(Dataset entries)

++++++++++++++++++++

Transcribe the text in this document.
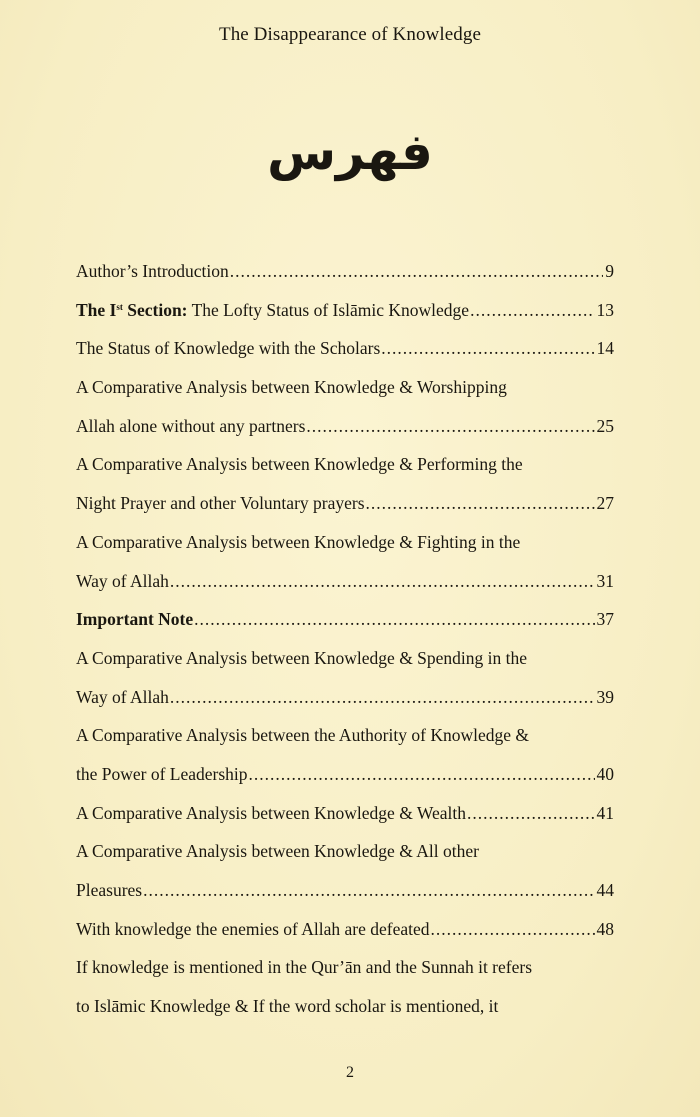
The Disappearance of Knowledge
فهرس
Author’s Introduction .....	9
The Ist Section: The Lofty Status of Islāmic Knowledge .....	13
The Status of Knowledge with the Scholars .....	14
A Comparative Analysis between Knowledge & Worshipping
Allah alone without any partners .....	25
A Comparative Analysis between Knowledge & Performing the
Night Prayer and other Voluntary prayers .....	27
A Comparative Analysis between Knowledge & Fighting in the
Way of Allah .....	31
Important Note .....	37
A Comparative Analysis between Knowledge & Spending in the
Way of Allah .....	39
A Comparative Analysis between the Authority of Knowledge &
the Power of Leadership .....	40
A Comparative Analysis between Knowledge & Wealth .....	41
A Comparative Analysis between Knowledge & All other
Pleasures .....	44
With knowledge the enemies of Allah are defeated .....	48
If knowledge is mentioned in the Qur’ān and the Sunnah it refers
to Islāmic Knowledge & If the word scholar is mentioned, it
2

++++++++++++++++++++

STATED EXERCISE: Output the full set of records above without changing a word, and drop the images.

ANSWER BELOW:
Transcribe the text in this document.
The Disappearance of Knowledge
فهرس
Author’s Introduction .....	9
The Ist Section: The Lofty Status of Islāmic Knowledge .....	13
The Status of Knowledge with the Scholars .....	14
A Comparative Analysis between Knowledge & Worshipping
Allah alone without any partners .....	25
A Comparative Analysis between Knowledge & Performing the
Night Prayer and other Voluntary prayers .....	27
A Comparative Analysis between Knowledge & Fighting in the
Way of Allah .....	31
Important Note .....	37
A Comparative Analysis between Knowledge & Spending in the
Way of Allah .....	39
A Comparative Analysis between the Authority of Knowledge &
the Power of Leadership .....	40
A Comparative Analysis between Knowledge & Wealth .....	41
A Comparative Analysis between Knowledge & All other
Pleasures .....	44
With knowledge the enemies of Allah are defeated .....	48
If knowledge is mentioned in the Qur’ān and the Sunnah it refers
to Islāmic Knowledge & If the word scholar is mentioned, it
2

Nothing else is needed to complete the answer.